Stored data

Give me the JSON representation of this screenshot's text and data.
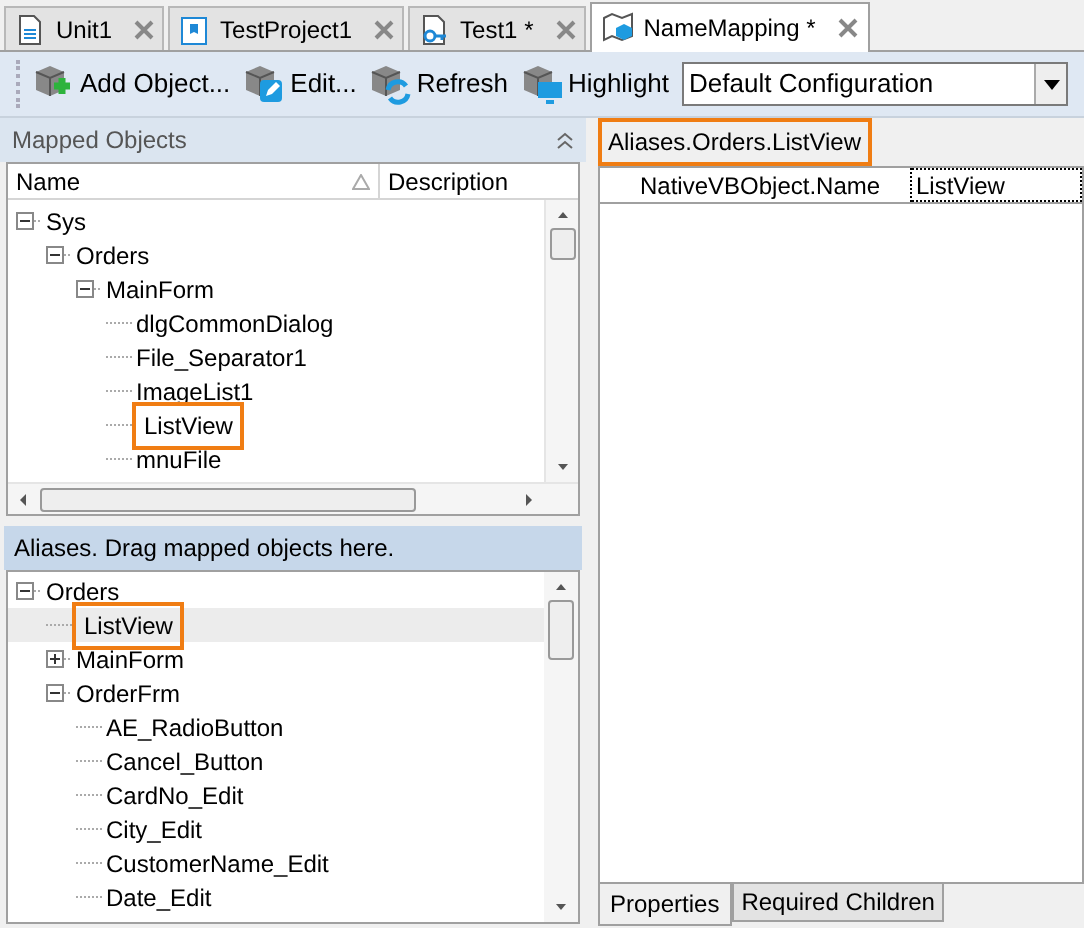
{
  "tabs": [
    {
      "label": "Unit1",
      "selected": false
    },
    {
      "label": "TestProject1",
      "selected": false
    },
    {
      "label": "Test1 *",
      "selected": false
    },
    {
      "label": "NameMapping *",
      "selected": true
    }
  ],
  "toolbar": {
    "buttons": [
      {
        "label": "Add Object..."
      },
      {
        "label": "Edit..."
      },
      {
        "label": "Refresh"
      },
      {
        "label": "Highlight"
      }
    ],
    "configuration": "Default Configuration"
  },
  "mapped_objects": {
    "title": "Mapped Objects",
    "columns": [
      "Name",
      "Description"
    ],
    "tree": [
      {
        "label": "Sys",
        "expanded": true,
        "highlighted": false,
        "children": [
          {
            "label": "Orders",
            "expanded": true,
            "highlighted": false,
            "children": [
              {
                "label": "MainForm",
                "expanded": true,
                "highlighted": false,
                "children": [
                  {
                    "label": "dlgCommonDialog",
                    "highlighted": false
                  },
                  {
                    "label": "File_Separator1",
                    "highlighted": false
                  },
                  {
                    "label": "ImageList1",
                    "highlighted": false
                  },
                  {
                    "label": "ListView",
                    "highlighted": true
                  },
                  {
                    "label": "mnuFile",
                    "highlighted": false
                  }
                ]
              }
            ]
          }
        ]
      }
    ]
  },
  "aliases": {
    "title": "Aliases. Drag mapped objects here.",
    "tree": [
      {
        "label": "Orders",
        "expanded": true,
        "selected": false,
        "highlighted": false,
        "children": [
          {
            "label": "ListView",
            "selected": true,
            "highlighted": true
          },
          {
            "label": "MainForm",
            "expanded": false,
            "selected": false,
            "highlighted": false
          },
          {
            "label": "OrderFrm",
            "expanded": true,
            "selected": false,
            "highlighted": false,
            "children": [
              {
                "label": "AE_RadioButton",
                "selected": false,
                "highlighted": false
              },
              {
                "label": "Cancel_Button",
                "selected": false,
                "highlighted": false
              },
              {
                "label": "CardNo_Edit",
                "selected": false,
                "highlighted": false
              },
              {
                "label": "City_Edit",
                "selected": false,
                "highlighted": false
              },
              {
                "label": "CustomerName_Edit",
                "selected": false,
                "highlighted": false
              },
              {
                "label": "Date_Edit",
                "selected": false,
                "highlighted": false
              }
            ]
          }
        ]
      }
    ]
  },
  "details": {
    "path": "Aliases.Orders.ListView",
    "path_highlighted": true,
    "properties": [
      {
        "name": "NativeVBObject.Name",
        "value": "ListView"
      }
    ],
    "tabs": [
      {
        "label": "Properties",
        "selected": true
      },
      {
        "label": "Required Children",
        "selected": false
      }
    ]
  }
}
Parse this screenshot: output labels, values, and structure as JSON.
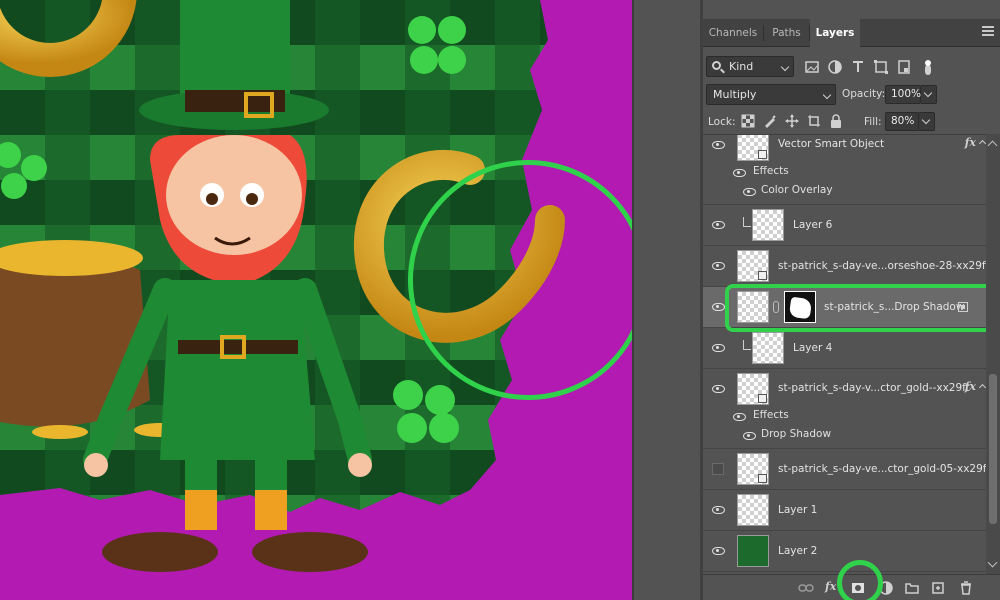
{
  "panel": {
    "tabs": [
      {
        "label": "Channels",
        "active": false
      },
      {
        "label": "Paths",
        "active": false
      },
      {
        "label": "Layers",
        "active": true
      }
    ],
    "kind_filter": "Kind",
    "blend_mode": "Multiply",
    "opacity_label": "Opacity:",
    "opacity_value": "100%",
    "lock_label": "Lock:",
    "fill_label": "Fill:",
    "fill_value": "80%"
  },
  "layers": [
    {
      "name": "Vector Smart Object",
      "visible": true,
      "fx": true,
      "effects_label": "Effects",
      "effects": [
        "Color Overlay"
      ]
    },
    {
      "name": "Layer 6",
      "visible": true,
      "clipped": true
    },
    {
      "name": "st-patrick_s-day-ve...orseshoe-28-xx29ft...",
      "visible": true
    },
    {
      "name": "st-patrick_s...Drop Shadow",
      "visible": true,
      "mask": true,
      "selected": true
    },
    {
      "name": "Layer 4",
      "visible": true,
      "clipped": true
    },
    {
      "name": "st-patrick_s-day-v...ctor_gold--xx29ft",
      "visible": true,
      "fx": true,
      "effects_label": "Effects",
      "effects": [
        "Drop Shadow"
      ]
    },
    {
      "name": "st-patrick_s-day-ve...ctor_gold-05-xx29ft",
      "visible": false
    },
    {
      "name": "Layer 1",
      "visible": true
    },
    {
      "name": "Layer 2",
      "visible": true
    }
  ],
  "colors": {
    "canvas_bg": "#b21ab2",
    "plaid_dark": "#0f4a1e",
    "plaid_light": "#2f9a3f",
    "highlight": "#2fd24a",
    "gold": "#e0a821"
  },
  "icons": {
    "fx": "fx",
    "bottom": [
      "link-icon",
      "fx-icon",
      "mask-icon",
      "adjustment-icon",
      "folder-icon",
      "new-layer-icon",
      "trash-icon"
    ]
  }
}
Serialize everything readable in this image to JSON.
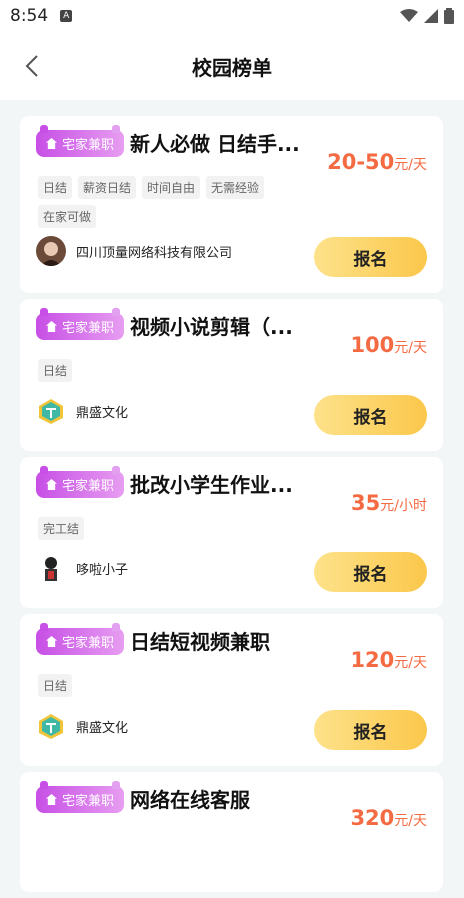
{
  "status_bar": {
    "time": "8:54",
    "notification_icon": "A"
  },
  "nav": {
    "title": "校园榜单"
  },
  "jobs": [
    {
      "badge": "宅家兼职",
      "title": "新人必做 日结手...",
      "salary_amount": "20-50",
      "salary_unit": "元/天",
      "tags": [
        "日结",
        "薪资日结",
        "时间自由",
        "无需经验",
        "在家可做"
      ],
      "company": "四川顶量网络科技有限公司",
      "apply_label": "报名"
    },
    {
      "badge": "宅家兼职",
      "title": "视频小说剪辑（...",
      "salary_amount": "100",
      "salary_unit": "元/天",
      "tags": [
        "日结"
      ],
      "company": "鼎盛文化",
      "apply_label": "报名"
    },
    {
      "badge": "宅家兼职",
      "title": "批改小学生作业...",
      "salary_amount": "35",
      "salary_unit": "元/小时",
      "tags": [
        "完工结"
      ],
      "company": "哆啦小子",
      "apply_label": "报名"
    },
    {
      "badge": "宅家兼职",
      "title": "日结短视频兼职",
      "salary_amount": "120",
      "salary_unit": "元/天",
      "tags": [
        "日结"
      ],
      "company": "鼎盛文化",
      "apply_label": "报名"
    },
    {
      "badge": "宅家兼职",
      "title": "网络在线客服",
      "salary_amount": "320",
      "salary_unit": "元/天",
      "tags": [],
      "company": "",
      "apply_label": ""
    }
  ]
}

#### Task description:
Every line of text is to be repeated exactly; pictures are left out.

#### Reply to the exercise:
Give me the JSON representation of this screenshot's text and data.
{
  "tabs": [
    {
      "label": "Unit1",
      "selected": false
    },
    {
      "label": "TestProject1",
      "selected": false
    },
    {
      "label": "Test1 *",
      "selected": false
    },
    {
      "label": "NameMapping *",
      "selected": true
    }
  ],
  "toolbar": {
    "buttons": [
      {
        "label": "Add Object..."
      },
      {
        "label": "Edit..."
      },
      {
        "label": "Refresh"
      },
      {
        "label": "Highlight"
      }
    ],
    "configuration": "Default Configuration"
  },
  "mapped_objects": {
    "title": "Mapped Objects",
    "columns": [
      "Name",
      "Description"
    ],
    "tree": [
      {
        "label": "Sys",
        "expanded": true,
        "highlighted": false,
        "children": [
          {
            "label": "Orders",
            "expanded": true,
            "highlighted": false,
            "children": [
              {
                "label": "MainForm",
                "expanded": true,
                "highlighted": false,
                "children": [
                  {
                    "label": "dlgCommonDialog",
                    "highlighted": false
                  },
                  {
                    "label": "File_Separator1",
                    "highlighted": false
                  },
                  {
                    "label": "ImageList1",
                    "highlighted": false
                  },
                  {
                    "label": "ListView",
                    "highlighted": true
                  },
                  {
                    "label": "mnuFile",
                    "highlighted": false
                  }
                ]
              }
            ]
          }
        ]
      }
    ]
  },
  "aliases": {
    "title": "Aliases. Drag mapped objects here.",
    "tree": [
      {
        "label": "Orders",
        "expanded": true,
        "selected": false,
        "highlighted": false,
        "children": [
          {
            "label": "ListView",
            "selected": true,
            "highlighted": true
          },
          {
            "label": "MainForm",
            "expanded": false,
            "selected": false,
            "highlighted": false
          },
          {
            "label": "OrderFrm",
            "expanded": true,
            "selected": false,
            "highlighted": false,
            "children": [
              {
                "label": "AE_RadioButton",
                "selected": false,
                "highlighted": false
              },
              {
                "label": "Cancel_Button",
                "selected": false,
                "highlighted": false
              },
              {
                "label": "CardNo_Edit",
                "selected": false,
                "highlighted": false
              },
              {
                "label": "City_Edit",
                "selected": false,
                "highlighted": false
              },
              {
                "label": "CustomerName_Edit",
                "selected": false,
                "highlighted": false
              },
              {
                "label": "Date_Edit",
                "selected": false,
                "highlighted": false
              }
            ]
          }
        ]
      }
    ]
  },
  "details": {
    "path": "Aliases.Orders.ListView",
    "path_highlighted": true,
    "properties": [
      {
        "name": "NativeVBObject.Name",
        "value": "ListView"
      }
    ],
    "tabs": [
      {
        "label": "Properties",
        "selected": true
      },
      {
        "label": "Required Children",
        "selected": false
      }
    ]
  }
}
Parse this screenshot: output labels, values, and structure as JSON.
{
  "panel": {
    "tabs": [
      {
        "label": "Channels",
        "active": false
      },
      {
        "label": "Paths",
        "active": false
      },
      {
        "label": "Layers",
        "active": true
      }
    ],
    "kind_filter": "Kind",
    "blend_mode": "Multiply",
    "opacity_label": "Opacity:",
    "opacity_value": "100%",
    "lock_label": "Lock:",
    "fill_label": "Fill:",
    "fill_value": "80%"
  },
  "layers": [
    {
      "name": "Vector Smart Object",
      "visible": true,
      "fx": true,
      "effects_label": "Effects",
      "effects": [
        "Color Overlay"
      ]
    },
    {
      "name": "Layer 6",
      "visible": true,
      "clipped": true
    },
    {
      "name": "st-patrick_s-day-ve...orseshoe-28-xx29ft...",
      "visible": true
    },
    {
      "name": "st-patrick_s...Drop Shadow",
      "visible": true,
      "mask": true,
      "selected": true
    },
    {
      "name": "Layer 4",
      "visible": true,
      "clipped": true
    },
    {
      "name": "st-patrick_s-day-v...ctor_gold--xx29ft",
      "visible": true,
      "fx": true,
      "effects_label": "Effects",
      "effects": [
        "Drop Shadow"
      ]
    },
    {
      "name": "st-patrick_s-day-ve...ctor_gold-05-xx29ft",
      "visible": false
    },
    {
      "name": "Layer 1",
      "visible": true
    },
    {
      "name": "Layer 2",
      "visible": true
    }
  ],
  "colors": {
    "canvas_bg": "#b21ab2",
    "plaid_dark": "#0f4a1e",
    "plaid_light": "#2f9a3f",
    "highlight": "#2fd24a",
    "gold": "#e0a821"
  },
  "icons": {
    "fx": "fx",
    "bottom": [
      "link-icon",
      "fx-icon",
      "mask-icon",
      "adjustment-icon",
      "folder-icon",
      "new-layer-icon",
      "trash-icon"
    ]
  }
}
Serialize everything readable in this image to JSON.
{
  "status_bar": {
    "time": "8:54",
    "notification_icon": "A"
  },
  "nav": {
    "title": "校园榜单"
  },
  "jobs": [
    {
      "badge": "宅家兼职",
      "title": "新人必做 日结手...",
      "salary_amount": "20-50",
      "salary_unit": "元/天",
      "tags": [
        "日结",
        "薪资日结",
        "时间自由",
        "无需经验",
        "在家可做"
      ],
      "company": "四川顶量网络科技有限公司",
      "apply_label": "报名"
    },
    {
      "badge": "宅家兼职",
      "title": "视频小说剪辑（...",
      "salary_amount": "100",
      "salary_unit": "元/天",
      "tags": [
        "日结"
      ],
      "company": "鼎盛文化",
      "apply_label": "报名"
    },
    {
      "badge": "宅家兼职",
      "title": "批改小学生作业...",
      "salary_amount": "35",
      "salary_unit": "元/小时",
      "tags": [
        "完工结"
      ],
      "company": "哆啦小子",
      "apply_label": "报名"
    },
    {
      "badge": "宅家兼职",
      "title": "日结短视频兼职",
      "salary_amount": "120",
      "salary_unit": "元/天",
      "tags": [
        "日结"
      ],
      "company": "鼎盛文化",
      "apply_label": "报名"
    },
    {
      "badge": "宅家兼职",
      "title": "网络在线客服",
      "salary_amount": "320",
      "salary_unit": "元/天",
      "tags": [],
      "company": "",
      "apply_label": ""
    }
  ]
}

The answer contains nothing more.